• **WRITTEN PROBLEM**: Make an exact copy of the records, with the images left out.

━━━━━ STORED RECORDS

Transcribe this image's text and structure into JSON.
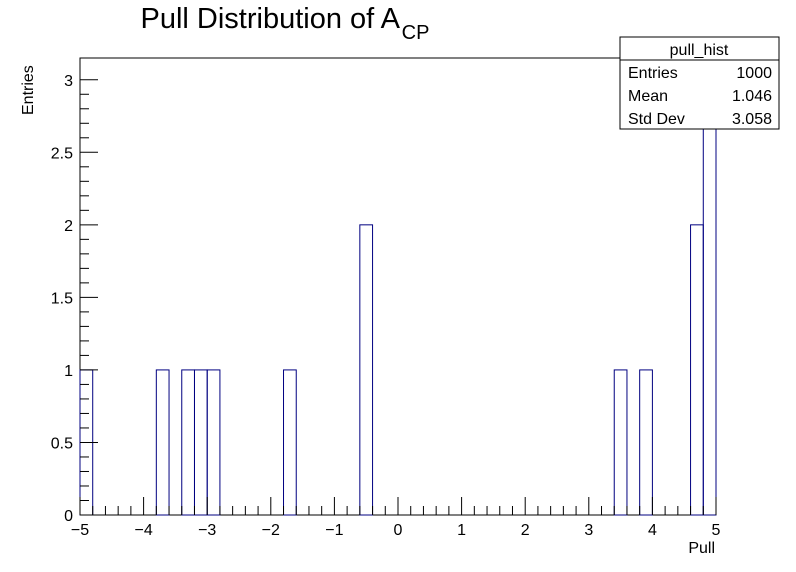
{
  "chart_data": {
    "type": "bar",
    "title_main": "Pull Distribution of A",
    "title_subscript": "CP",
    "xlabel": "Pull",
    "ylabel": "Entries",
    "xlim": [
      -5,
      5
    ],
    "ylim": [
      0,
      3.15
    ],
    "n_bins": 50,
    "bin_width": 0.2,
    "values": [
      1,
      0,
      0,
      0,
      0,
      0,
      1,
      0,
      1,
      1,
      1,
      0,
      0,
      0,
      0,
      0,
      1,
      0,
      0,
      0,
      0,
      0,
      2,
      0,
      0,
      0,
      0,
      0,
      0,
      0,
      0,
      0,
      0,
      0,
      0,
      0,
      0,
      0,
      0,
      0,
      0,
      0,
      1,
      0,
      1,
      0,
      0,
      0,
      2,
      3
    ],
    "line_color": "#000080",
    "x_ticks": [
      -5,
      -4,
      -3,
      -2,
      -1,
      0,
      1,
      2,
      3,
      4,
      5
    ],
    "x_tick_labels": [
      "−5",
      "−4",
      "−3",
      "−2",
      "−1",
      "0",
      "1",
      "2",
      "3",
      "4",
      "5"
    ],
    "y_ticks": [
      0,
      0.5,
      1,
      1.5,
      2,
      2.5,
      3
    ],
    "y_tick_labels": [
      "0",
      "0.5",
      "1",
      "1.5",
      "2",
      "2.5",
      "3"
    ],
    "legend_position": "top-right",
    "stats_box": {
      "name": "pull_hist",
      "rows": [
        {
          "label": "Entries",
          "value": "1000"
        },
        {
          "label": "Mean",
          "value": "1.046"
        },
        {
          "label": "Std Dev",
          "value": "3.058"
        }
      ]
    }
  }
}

━━━━━━━━━━

• **RESULT**:
Transcribe this image's text and structure into JSON.
{
  "chart_data": {
    "type": "bar",
    "title_main": "Pull Distribution of A",
    "title_subscript": "CP",
    "xlabel": "Pull",
    "ylabel": "Entries",
    "xlim": [
      -5,
      5
    ],
    "ylim": [
      0,
      3.15
    ],
    "n_bins": 50,
    "bin_width": 0.2,
    "values": [
      1,
      0,
      0,
      0,
      0,
      0,
      1,
      0,
      1,
      1,
      1,
      0,
      0,
      0,
      0,
      0,
      1,
      0,
      0,
      0,
      0,
      0,
      2,
      0,
      0,
      0,
      0,
      0,
      0,
      0,
      0,
      0,
      0,
      0,
      0,
      0,
      0,
      0,
      0,
      0,
      0,
      0,
      1,
      0,
      1,
      0,
      0,
      0,
      2,
      3
    ],
    "line_color": "#000080",
    "x_ticks": [
      -5,
      -4,
      -3,
      -2,
      -1,
      0,
      1,
      2,
      3,
      4,
      5
    ],
    "x_tick_labels": [
      "−5",
      "−4",
      "−3",
      "−2",
      "−1",
      "0",
      "1",
      "2",
      "3",
      "4",
      "5"
    ],
    "y_ticks": [
      0,
      0.5,
      1,
      1.5,
      2,
      2.5,
      3
    ],
    "y_tick_labels": [
      "0",
      "0.5",
      "1",
      "1.5",
      "2",
      "2.5",
      "3"
    ],
    "legend_position": "top-right",
    "stats_box": {
      "name": "pull_hist",
      "rows": [
        {
          "label": "Entries",
          "value": "1000"
        },
        {
          "label": "Mean",
          "value": "1.046"
        },
        {
          "label": "Std Dev",
          "value": "3.058"
        }
      ]
    }
  }
}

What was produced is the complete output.